Start
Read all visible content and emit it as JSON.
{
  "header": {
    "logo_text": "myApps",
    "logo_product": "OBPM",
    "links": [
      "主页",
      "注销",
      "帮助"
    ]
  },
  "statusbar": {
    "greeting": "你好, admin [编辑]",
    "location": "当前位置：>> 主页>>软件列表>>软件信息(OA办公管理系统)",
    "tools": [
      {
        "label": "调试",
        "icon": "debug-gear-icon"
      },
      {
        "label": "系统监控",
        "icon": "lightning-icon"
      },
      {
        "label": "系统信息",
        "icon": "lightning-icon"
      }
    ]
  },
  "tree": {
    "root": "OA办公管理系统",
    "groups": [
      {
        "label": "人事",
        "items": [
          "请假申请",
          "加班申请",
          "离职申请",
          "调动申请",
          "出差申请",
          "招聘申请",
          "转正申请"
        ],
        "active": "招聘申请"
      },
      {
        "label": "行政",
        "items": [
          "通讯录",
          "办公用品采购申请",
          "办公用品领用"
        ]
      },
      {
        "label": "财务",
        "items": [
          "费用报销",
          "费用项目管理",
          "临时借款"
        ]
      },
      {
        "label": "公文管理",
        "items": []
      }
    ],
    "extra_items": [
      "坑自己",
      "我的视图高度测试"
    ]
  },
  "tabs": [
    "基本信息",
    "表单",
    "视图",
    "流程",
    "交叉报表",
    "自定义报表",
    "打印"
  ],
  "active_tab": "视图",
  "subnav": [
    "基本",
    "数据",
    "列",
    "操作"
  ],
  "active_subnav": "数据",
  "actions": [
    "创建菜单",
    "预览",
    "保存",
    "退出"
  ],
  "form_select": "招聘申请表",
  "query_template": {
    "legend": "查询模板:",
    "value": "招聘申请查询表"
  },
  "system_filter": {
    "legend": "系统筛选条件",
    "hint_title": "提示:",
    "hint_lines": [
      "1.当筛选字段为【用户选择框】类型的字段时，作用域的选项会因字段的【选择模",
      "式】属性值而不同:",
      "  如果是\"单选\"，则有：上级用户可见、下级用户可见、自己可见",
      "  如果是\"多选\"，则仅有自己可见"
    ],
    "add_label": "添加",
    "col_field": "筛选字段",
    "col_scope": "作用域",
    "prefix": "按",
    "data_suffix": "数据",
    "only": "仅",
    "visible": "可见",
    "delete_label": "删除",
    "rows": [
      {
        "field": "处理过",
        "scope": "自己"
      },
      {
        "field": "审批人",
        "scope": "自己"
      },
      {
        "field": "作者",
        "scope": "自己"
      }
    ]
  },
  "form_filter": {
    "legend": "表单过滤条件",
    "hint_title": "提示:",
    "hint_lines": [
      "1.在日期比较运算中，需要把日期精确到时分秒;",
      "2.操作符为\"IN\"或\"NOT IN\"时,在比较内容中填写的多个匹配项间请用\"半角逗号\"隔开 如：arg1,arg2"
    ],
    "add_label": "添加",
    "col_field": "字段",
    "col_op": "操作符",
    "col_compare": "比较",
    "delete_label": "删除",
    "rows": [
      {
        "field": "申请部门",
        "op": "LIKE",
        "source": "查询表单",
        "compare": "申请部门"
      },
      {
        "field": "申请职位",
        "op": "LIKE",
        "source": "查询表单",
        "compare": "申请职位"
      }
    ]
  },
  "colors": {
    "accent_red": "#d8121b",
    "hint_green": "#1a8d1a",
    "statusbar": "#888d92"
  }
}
End
[REQUEST]: Write down all the entries again without a single difference.

[THE ANSWER]:
Read all visible content and emit it as JSON.
{
  "header": {
    "logo_text": "myApps",
    "logo_product": "OBPM",
    "links": [
      "主页",
      "注销",
      "帮助"
    ]
  },
  "statusbar": {
    "greeting": "你好, admin [编辑]",
    "location": "当前位置：>> 主页>>软件列表>>软件信息(OA办公管理系统)",
    "tools": [
      {
        "label": "调试",
        "icon": "debug-gear-icon"
      },
      {
        "label": "系统监控",
        "icon": "lightning-icon"
      },
      {
        "label": "系统信息",
        "icon": "lightning-icon"
      }
    ]
  },
  "tree": {
    "root": "OA办公管理系统",
    "groups": [
      {
        "label": "人事",
        "items": [
          "请假申请",
          "加班申请",
          "离职申请",
          "调动申请",
          "出差申请",
          "招聘申请",
          "转正申请"
        ],
        "active": "招聘申请"
      },
      {
        "label": "行政",
        "items": [
          "通讯录",
          "办公用品采购申请",
          "办公用品领用"
        ]
      },
      {
        "label": "财务",
        "items": [
          "费用报销",
          "费用项目管理",
          "临时借款"
        ]
      },
      {
        "label": "公文管理",
        "items": []
      }
    ],
    "extra_items": [
      "坑自己",
      "我的视图高度测试"
    ]
  },
  "tabs": [
    "基本信息",
    "表单",
    "视图",
    "流程",
    "交叉报表",
    "自定义报表",
    "打印"
  ],
  "active_tab": "视图",
  "subnav": [
    "基本",
    "数据",
    "列",
    "操作"
  ],
  "active_subnav": "数据",
  "actions": [
    "创建菜单",
    "预览",
    "保存",
    "退出"
  ],
  "form_select": "招聘申请表",
  "query_template": {
    "legend": "查询模板:",
    "value": "招聘申请查询表"
  },
  "system_filter": {
    "legend": "系统筛选条件",
    "hint_title": "提示:",
    "hint_lines": [
      "1.当筛选字段为【用户选择框】类型的字段时，作用域的选项会因字段的【选择模",
      "式】属性值而不同:",
      "  如果是\"单选\"，则有：上级用户可见、下级用户可见、自己可见",
      "  如果是\"多选\"，则仅有自己可见"
    ],
    "add_label": "添加",
    "col_field": "筛选字段",
    "col_scope": "作用域",
    "prefix": "按",
    "data_suffix": "数据",
    "only": "仅",
    "visible": "可见",
    "delete_label": "删除",
    "rows": [
      {
        "field": "处理过",
        "scope": "自己"
      },
      {
        "field": "审批人",
        "scope": "自己"
      },
      {
        "field": "作者",
        "scope": "自己"
      }
    ]
  },
  "form_filter": {
    "legend": "表单过滤条件",
    "hint_title": "提示:",
    "hint_lines": [
      "1.在日期比较运算中，需要把日期精确到时分秒;",
      "2.操作符为\"IN\"或\"NOT IN\"时,在比较内容中填写的多个匹配项间请用\"半角逗号\"隔开 如：arg1,arg2"
    ],
    "add_label": "添加",
    "col_field": "字段",
    "col_op": "操作符",
    "col_compare": "比较",
    "delete_label": "删除",
    "rows": [
      {
        "field": "申请部门",
        "op": "LIKE",
        "source": "查询表单",
        "compare": "申请部门"
      },
      {
        "field": "申请职位",
        "op": "LIKE",
        "source": "查询表单",
        "compare": "申请职位"
      }
    ]
  },
  "colors": {
    "accent_red": "#d8121b",
    "hint_green": "#1a8d1a",
    "statusbar": "#888d92"
  }
}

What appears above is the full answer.